## PROVIDED RECORDS
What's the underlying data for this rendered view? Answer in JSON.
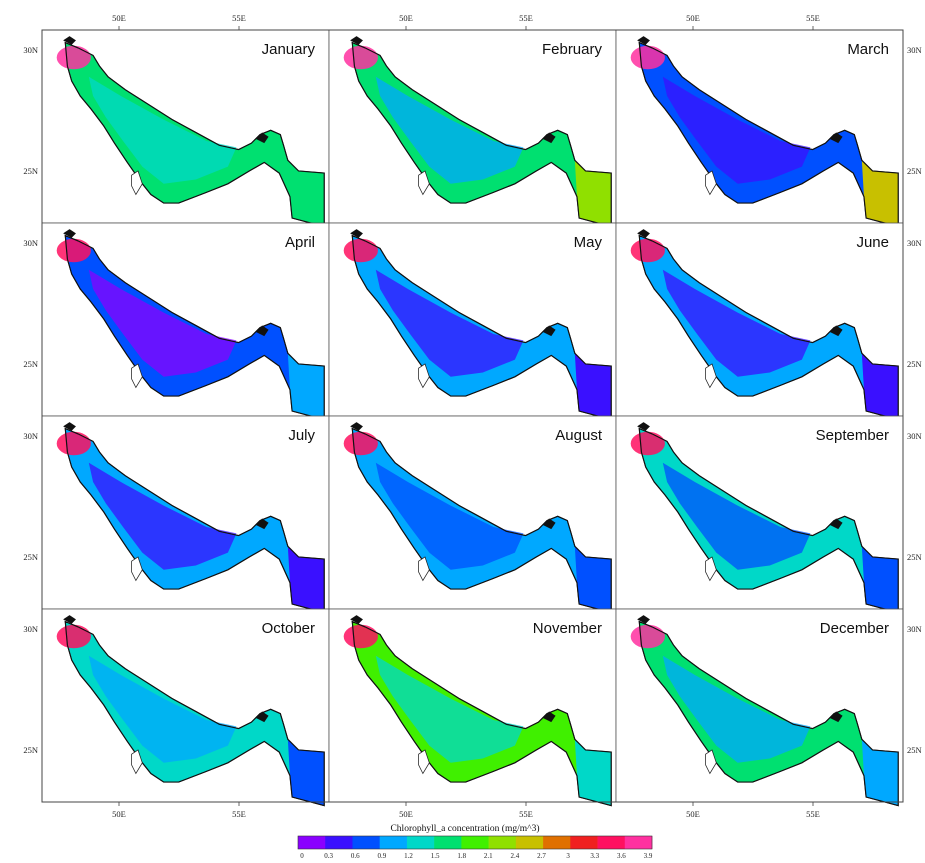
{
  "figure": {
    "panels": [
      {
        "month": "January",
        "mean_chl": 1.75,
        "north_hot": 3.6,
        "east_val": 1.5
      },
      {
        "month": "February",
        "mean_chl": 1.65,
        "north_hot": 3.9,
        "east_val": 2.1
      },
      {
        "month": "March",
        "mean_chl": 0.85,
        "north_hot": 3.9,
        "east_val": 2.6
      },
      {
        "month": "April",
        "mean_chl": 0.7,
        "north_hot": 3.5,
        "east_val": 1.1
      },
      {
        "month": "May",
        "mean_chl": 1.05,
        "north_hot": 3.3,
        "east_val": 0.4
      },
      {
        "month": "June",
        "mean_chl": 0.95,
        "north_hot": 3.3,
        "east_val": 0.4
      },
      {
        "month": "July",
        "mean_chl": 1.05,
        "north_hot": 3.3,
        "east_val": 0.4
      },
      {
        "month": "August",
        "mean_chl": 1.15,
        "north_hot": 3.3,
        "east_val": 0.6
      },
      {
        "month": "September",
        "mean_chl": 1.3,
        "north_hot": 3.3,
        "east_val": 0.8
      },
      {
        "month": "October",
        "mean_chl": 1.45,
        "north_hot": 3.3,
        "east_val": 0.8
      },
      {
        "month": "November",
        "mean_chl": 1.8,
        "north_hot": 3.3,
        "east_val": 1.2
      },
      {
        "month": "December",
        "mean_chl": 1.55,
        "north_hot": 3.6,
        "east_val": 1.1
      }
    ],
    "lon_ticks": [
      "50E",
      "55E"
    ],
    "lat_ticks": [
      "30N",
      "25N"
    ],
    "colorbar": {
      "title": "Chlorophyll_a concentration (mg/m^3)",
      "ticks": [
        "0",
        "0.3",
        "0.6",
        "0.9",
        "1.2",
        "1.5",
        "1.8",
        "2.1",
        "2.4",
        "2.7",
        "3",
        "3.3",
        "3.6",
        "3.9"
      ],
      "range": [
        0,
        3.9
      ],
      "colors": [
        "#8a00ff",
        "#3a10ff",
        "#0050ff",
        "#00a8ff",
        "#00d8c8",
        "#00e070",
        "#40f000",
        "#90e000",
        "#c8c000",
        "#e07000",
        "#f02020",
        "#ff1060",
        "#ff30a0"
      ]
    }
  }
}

## WHAT TO WORK ON
Your copy of the data above should match it exactly, except that pictures are left out.

## WRITTEN ANSWER
What's the underlying data for this rendered view? Answer in JSON.
{
  "figure": {
    "panels": [
      {
        "month": "January",
        "mean_chl": 1.75,
        "north_hot": 3.6,
        "east_val": 1.5
      },
      {
        "month": "February",
        "mean_chl": 1.65,
        "north_hot": 3.9,
        "east_val": 2.1
      },
      {
        "month": "March",
        "mean_chl": 0.85,
        "north_hot": 3.9,
        "east_val": 2.6
      },
      {
        "month": "April",
        "mean_chl": 0.7,
        "north_hot": 3.5,
        "east_val": 1.1
      },
      {
        "month": "May",
        "mean_chl": 1.05,
        "north_hot": 3.3,
        "east_val": 0.4
      },
      {
        "month": "June",
        "mean_chl": 0.95,
        "north_hot": 3.3,
        "east_val": 0.4
      },
      {
        "month": "July",
        "mean_chl": 1.05,
        "north_hot": 3.3,
        "east_val": 0.4
      },
      {
        "month": "August",
        "mean_chl": 1.15,
        "north_hot": 3.3,
        "east_val": 0.6
      },
      {
        "month": "September",
        "mean_chl": 1.3,
        "north_hot": 3.3,
        "east_val": 0.8
      },
      {
        "month": "October",
        "mean_chl": 1.45,
        "north_hot": 3.3,
        "east_val": 0.8
      },
      {
        "month": "November",
        "mean_chl": 1.8,
        "north_hot": 3.3,
        "east_val": 1.2
      },
      {
        "month": "December",
        "mean_chl": 1.55,
        "north_hot": 3.6,
        "east_val": 1.1
      }
    ],
    "lon_ticks": [
      "50E",
      "55E"
    ],
    "lat_ticks": [
      "30N",
      "25N"
    ],
    "colorbar": {
      "title": "Chlorophyll_a concentration (mg/m^3)",
      "ticks": [
        "0",
        "0.3",
        "0.6",
        "0.9",
        "1.2",
        "1.5",
        "1.8",
        "2.1",
        "2.4",
        "2.7",
        "3",
        "3.3",
        "3.6",
        "3.9"
      ],
      "range": [
        0,
        3.9
      ],
      "colors": [
        "#8a00ff",
        "#3a10ff",
        "#0050ff",
        "#00a8ff",
        "#00d8c8",
        "#00e070",
        "#40f000",
        "#90e000",
        "#c8c000",
        "#e07000",
        "#f02020",
        "#ff1060",
        "#ff30a0"
      ]
    }
  }
}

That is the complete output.